■ **Data records**:
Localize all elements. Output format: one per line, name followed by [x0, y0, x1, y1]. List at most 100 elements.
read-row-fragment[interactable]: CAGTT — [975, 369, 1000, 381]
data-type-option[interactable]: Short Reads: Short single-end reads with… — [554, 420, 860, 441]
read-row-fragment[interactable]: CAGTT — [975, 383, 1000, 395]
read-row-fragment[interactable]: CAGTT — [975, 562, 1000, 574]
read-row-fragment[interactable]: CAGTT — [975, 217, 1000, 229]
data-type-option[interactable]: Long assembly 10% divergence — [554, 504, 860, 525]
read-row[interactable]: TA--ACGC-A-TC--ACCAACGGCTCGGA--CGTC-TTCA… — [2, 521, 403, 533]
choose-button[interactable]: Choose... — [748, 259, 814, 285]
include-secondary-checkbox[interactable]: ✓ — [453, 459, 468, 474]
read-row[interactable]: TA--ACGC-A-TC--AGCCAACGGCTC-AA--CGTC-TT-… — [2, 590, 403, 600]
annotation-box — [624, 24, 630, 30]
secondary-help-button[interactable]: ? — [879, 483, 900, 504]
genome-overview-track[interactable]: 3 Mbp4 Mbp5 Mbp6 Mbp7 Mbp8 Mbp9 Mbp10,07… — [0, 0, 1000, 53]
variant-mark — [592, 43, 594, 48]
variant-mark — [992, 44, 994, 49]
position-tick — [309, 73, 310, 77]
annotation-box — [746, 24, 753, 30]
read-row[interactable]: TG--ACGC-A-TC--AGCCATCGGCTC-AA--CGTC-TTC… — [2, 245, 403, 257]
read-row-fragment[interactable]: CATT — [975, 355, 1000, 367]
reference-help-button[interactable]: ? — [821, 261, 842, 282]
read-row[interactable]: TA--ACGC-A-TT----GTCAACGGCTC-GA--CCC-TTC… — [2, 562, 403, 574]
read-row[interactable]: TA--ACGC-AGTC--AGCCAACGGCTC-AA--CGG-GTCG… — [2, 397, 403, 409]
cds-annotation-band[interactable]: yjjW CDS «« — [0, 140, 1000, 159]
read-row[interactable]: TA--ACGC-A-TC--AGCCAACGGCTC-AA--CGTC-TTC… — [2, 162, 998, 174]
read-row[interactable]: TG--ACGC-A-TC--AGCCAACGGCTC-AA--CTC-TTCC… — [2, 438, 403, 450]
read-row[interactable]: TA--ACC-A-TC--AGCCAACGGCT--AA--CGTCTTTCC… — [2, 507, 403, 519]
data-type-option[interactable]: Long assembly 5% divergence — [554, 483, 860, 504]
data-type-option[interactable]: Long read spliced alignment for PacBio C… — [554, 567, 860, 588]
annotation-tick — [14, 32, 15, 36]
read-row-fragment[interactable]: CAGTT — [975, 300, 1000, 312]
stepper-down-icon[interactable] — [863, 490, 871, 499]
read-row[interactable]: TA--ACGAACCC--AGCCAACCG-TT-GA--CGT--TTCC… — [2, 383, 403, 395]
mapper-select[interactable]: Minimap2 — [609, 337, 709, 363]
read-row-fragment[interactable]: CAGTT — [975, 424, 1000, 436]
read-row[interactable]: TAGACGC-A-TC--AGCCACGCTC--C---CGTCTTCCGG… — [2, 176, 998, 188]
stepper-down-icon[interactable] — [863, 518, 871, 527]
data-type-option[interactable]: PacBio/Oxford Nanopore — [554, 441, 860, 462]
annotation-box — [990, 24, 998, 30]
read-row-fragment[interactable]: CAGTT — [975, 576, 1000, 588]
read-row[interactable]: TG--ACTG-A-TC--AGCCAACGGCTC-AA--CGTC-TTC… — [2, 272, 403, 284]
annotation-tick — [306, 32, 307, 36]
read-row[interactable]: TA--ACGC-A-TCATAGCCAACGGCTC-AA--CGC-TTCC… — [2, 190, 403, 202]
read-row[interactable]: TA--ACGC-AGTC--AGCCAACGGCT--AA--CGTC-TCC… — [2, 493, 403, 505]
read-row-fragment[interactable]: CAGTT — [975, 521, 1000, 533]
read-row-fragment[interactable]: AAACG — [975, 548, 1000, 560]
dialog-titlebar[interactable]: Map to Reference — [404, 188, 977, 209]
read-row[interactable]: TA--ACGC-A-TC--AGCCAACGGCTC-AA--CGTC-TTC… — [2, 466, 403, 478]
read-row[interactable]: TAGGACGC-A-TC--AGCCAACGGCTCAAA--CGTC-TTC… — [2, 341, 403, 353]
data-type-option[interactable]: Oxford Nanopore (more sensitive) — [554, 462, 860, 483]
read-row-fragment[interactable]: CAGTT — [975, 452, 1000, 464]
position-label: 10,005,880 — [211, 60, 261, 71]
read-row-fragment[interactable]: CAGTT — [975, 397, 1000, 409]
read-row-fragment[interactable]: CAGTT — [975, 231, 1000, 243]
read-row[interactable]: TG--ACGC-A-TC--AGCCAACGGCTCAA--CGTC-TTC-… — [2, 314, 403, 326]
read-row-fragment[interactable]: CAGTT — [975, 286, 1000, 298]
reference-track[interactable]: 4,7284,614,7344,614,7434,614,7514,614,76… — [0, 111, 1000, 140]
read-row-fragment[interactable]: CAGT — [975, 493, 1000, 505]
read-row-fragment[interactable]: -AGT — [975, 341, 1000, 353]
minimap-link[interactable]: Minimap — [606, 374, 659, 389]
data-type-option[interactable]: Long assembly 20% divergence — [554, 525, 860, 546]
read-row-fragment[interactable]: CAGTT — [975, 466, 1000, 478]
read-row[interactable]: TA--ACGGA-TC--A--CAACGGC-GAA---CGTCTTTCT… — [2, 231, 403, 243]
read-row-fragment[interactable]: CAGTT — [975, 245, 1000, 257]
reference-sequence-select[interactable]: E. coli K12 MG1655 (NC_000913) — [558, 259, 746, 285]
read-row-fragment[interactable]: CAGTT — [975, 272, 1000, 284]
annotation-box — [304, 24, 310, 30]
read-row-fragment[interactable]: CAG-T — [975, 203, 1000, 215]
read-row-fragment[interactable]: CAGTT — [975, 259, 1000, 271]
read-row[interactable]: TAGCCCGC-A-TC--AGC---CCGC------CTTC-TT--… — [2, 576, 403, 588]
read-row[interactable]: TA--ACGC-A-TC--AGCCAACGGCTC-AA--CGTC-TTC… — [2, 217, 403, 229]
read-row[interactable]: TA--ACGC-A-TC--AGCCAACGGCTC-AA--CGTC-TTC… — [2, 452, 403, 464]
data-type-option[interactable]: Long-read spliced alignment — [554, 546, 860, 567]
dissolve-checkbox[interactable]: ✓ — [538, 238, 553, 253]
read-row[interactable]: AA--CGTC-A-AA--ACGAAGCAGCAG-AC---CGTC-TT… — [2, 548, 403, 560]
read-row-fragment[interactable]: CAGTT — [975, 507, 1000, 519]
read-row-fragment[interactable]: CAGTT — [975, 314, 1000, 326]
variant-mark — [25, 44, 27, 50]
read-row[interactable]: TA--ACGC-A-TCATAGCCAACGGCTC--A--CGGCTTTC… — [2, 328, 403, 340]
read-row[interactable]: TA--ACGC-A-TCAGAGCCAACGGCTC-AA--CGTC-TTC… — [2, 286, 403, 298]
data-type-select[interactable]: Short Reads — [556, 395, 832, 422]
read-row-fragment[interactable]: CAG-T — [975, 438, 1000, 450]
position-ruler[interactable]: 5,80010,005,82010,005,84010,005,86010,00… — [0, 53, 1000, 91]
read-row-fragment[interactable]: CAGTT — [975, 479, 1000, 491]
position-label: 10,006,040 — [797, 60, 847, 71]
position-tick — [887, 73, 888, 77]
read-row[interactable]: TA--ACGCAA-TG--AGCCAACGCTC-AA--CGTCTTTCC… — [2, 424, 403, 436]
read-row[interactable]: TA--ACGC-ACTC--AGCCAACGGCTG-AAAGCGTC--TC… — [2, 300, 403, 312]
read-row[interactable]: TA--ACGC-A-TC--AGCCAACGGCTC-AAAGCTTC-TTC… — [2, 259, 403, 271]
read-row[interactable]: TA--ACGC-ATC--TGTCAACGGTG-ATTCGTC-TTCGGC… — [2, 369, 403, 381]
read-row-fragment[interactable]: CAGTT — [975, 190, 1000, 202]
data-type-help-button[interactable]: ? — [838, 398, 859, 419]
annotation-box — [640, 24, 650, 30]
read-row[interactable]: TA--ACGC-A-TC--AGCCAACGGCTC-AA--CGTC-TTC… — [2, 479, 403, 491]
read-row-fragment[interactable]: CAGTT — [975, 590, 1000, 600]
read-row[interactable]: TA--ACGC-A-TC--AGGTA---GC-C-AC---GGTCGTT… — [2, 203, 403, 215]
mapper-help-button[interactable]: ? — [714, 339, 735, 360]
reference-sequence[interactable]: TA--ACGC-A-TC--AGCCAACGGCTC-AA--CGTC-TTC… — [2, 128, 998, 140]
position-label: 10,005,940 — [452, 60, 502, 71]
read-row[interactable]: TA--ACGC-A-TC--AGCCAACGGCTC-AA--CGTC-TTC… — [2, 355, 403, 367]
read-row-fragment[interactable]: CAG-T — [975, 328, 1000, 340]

■ **Activity**: State how many lines in the entries above include the word "variant"; reply with the number alone.

■ **Exercise response**: 3